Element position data
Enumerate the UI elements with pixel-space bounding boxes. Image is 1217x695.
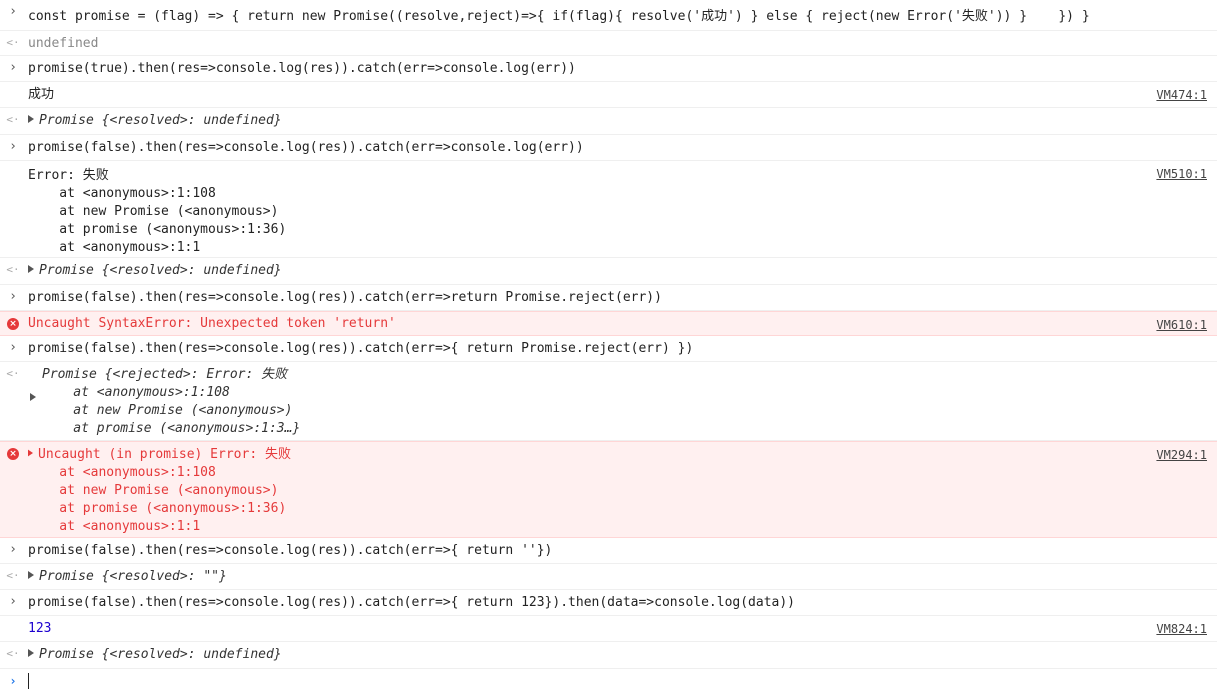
console-input-row[interactable]: › promise(false).then(res=>console.log(r… [0,336,1217,362]
input-code: promise(true).then(res=>console.log(res)… [28,61,576,76]
input-code: promise(false).then(res=>console.log(res… [28,595,796,610]
console-error-row: × Uncaught SyntaxError: Unexpected token… [0,311,1217,336]
devtools-console: › const promise = (flag) => { return new… [0,0,1217,694]
log-stack-line: at new Promise (<anonymous>) [28,204,279,219]
console-return-row: <· Promise {<resolved>: ""} [0,564,1217,590]
promise-object[interactable]: Promise {<resolved>: ""} [39,569,227,584]
input-code: promise(false).then(res=>console.log(res… [28,341,694,356]
triangle-right-icon[interactable] [28,449,33,457]
text-cursor [28,673,29,689]
promise-stack-line: at <anonymous>:1:108 [42,385,230,400]
chevron-right-icon: › [9,60,17,75]
error-stack-line: at promise (<anonymous>:1:36) [28,501,287,516]
console-return-row: <· Promise {<rejected>: Error: 失败 at <an… [0,362,1217,441]
source-link[interactable]: VM510:1 [1156,166,1207,182]
console-input-row[interactable]: › promise(false).then(res=>console.log(r… [0,135,1217,161]
promise-rejected-line[interactable]: Promise {<rejected>: Error: 失败 [42,366,1117,384]
chevron-right-icon: › [9,594,17,609]
console-log-row: 成功 VM474:1 [0,82,1217,108]
console-prompt[interactable]: › [0,669,1217,695]
triangle-right-icon[interactable] [28,115,34,123]
triangle-right-icon[interactable] [28,571,34,579]
chevron-right-icon: › [9,542,17,557]
return-arrow-icon: <· [6,647,20,660]
prompt-chevron-icon: › [9,674,17,688]
console-return-row: <· undefined [0,31,1217,56]
return-arrow-icon: <· [6,113,20,126]
input-code: promise(false).then(res=>console.log(res… [28,140,584,155]
console-log-row: 123 VM824:1 [0,616,1217,642]
return-value: undefined [28,36,99,51]
log-number: 123 [28,621,52,636]
console-input-row[interactable]: › promise(false).then(res=>console.log(r… [0,538,1217,564]
console-input-row[interactable]: › promise(false).then(res=>console.log(r… [0,285,1217,311]
console-return-row: <· Promise {<resolved>: undefined} [0,108,1217,135]
error-stack-line: at new Promise (<anonymous>) [28,483,279,498]
chevron-right-icon: › [9,289,17,304]
source-link[interactable]: VM294:1 [1156,447,1207,463]
log-stack-line: at <anonymous>:1:108 [28,186,216,201]
log-stack-line: at promise (<anonymous>:1:36) [28,222,287,237]
source-link[interactable]: VM610:1 [1156,317,1207,333]
console-return-row: <· Promise {<resolved>: undefined} [0,258,1217,285]
console-error-row: × Uncaught (in promise) Error: 失败 at <an… [0,441,1217,538]
return-arrow-icon: <· [6,263,20,276]
source-link[interactable]: VM824:1 [1156,621,1207,637]
console-return-row: <· Promise {<resolved>: undefined} [0,642,1217,669]
return-arrow-icon: <· [6,36,20,49]
console-log-row: Error: 失败 at <anonymous>:1:108 at new Pr… [0,161,1217,258]
log-stack-line: Error: 失败 [28,168,109,183]
console-input-row[interactable]: › promise(false).then(res=>console.log(r… [0,590,1217,616]
prompt-input[interactable] [28,673,1117,691]
triangle-right-icon[interactable] [28,649,34,657]
promise-object[interactable]: Promise {<resolved>: undefined} [39,647,282,662]
promise-stack-line: at new Promise (<anonymous>) [42,403,293,418]
promise-object[interactable]: Promise {<resolved>: undefined} [39,263,282,278]
promise-object[interactable]: Promise {<resolved>: undefined} [39,113,282,128]
error-stack-line: at <anonymous>:1:108 [28,465,216,480]
log-message: 成功 [28,87,55,102]
triangle-right-icon[interactable] [28,265,34,273]
input-code: const promise = (flag) => { return new P… [28,9,1090,24]
console-input-row[interactable]: › const promise = (flag) => { return new… [0,0,1217,31]
return-arrow-icon: <· [6,367,20,380]
chevron-right-icon: › [9,139,17,154]
input-code: promise(false).then(res=>console.log(res… [28,290,662,305]
chevron-right-icon: › [9,340,17,355]
error-stack-line: at <anonymous>:1:1 [28,519,201,534]
error-message[interactable]: Uncaught (in promise) Error: 失败 [38,447,291,462]
console-input-row[interactable]: › promise(true).then(res=>console.log(re… [0,56,1217,82]
error-circle-icon: × [7,318,19,330]
error-message: Uncaught SyntaxError: Unexpected token '… [28,316,396,331]
chevron-right-icon: › [9,4,17,19]
source-link[interactable]: VM474:1 [1156,87,1207,103]
error-circle-icon: × [7,448,19,460]
promise-stack-line: at promise (<anonymous>:1:3…} [42,421,301,436]
return-arrow-icon: <· [6,569,20,582]
input-code: promise(false).then(res=>console.log(res… [28,543,553,558]
triangle-right-icon[interactable] [30,393,36,401]
log-stack-line: at <anonymous>:1:1 [28,240,201,255]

Set task :: Copy out each line of the entries above that contains the word "false". Matches must have the same letter case.

Answer ::
console-input-row[interactable]: › promise(false).then(res=>console.log(r… [0,336,1217,362]
input-code: promise(false).then(res=>console.log(res… [28,595,796,610]
input-code: promise(false).then(res=>console.log(res… [28,341,694,356]
console-input-row[interactable]: › promise(false).then(res=>console.log(r… [0,135,1217,161]
input-code: promise(false).then(res=>console.log(res… [28,140,584,155]
console-input-row[interactable]: › promise(false).then(res=>console.log(r… [0,538,1217,564]
console-input-row[interactable]: › promise(false).then(res=>console.log(r… [0,285,1217,311]
console-input-row[interactable]: › promise(false).then(res=>console.log(r… [0,590,1217,616]
input-code: promise(false).then(res=>console.log(res… [28,290,662,305]
input-code: promise(false).then(res=>console.log(res… [28,543,553,558]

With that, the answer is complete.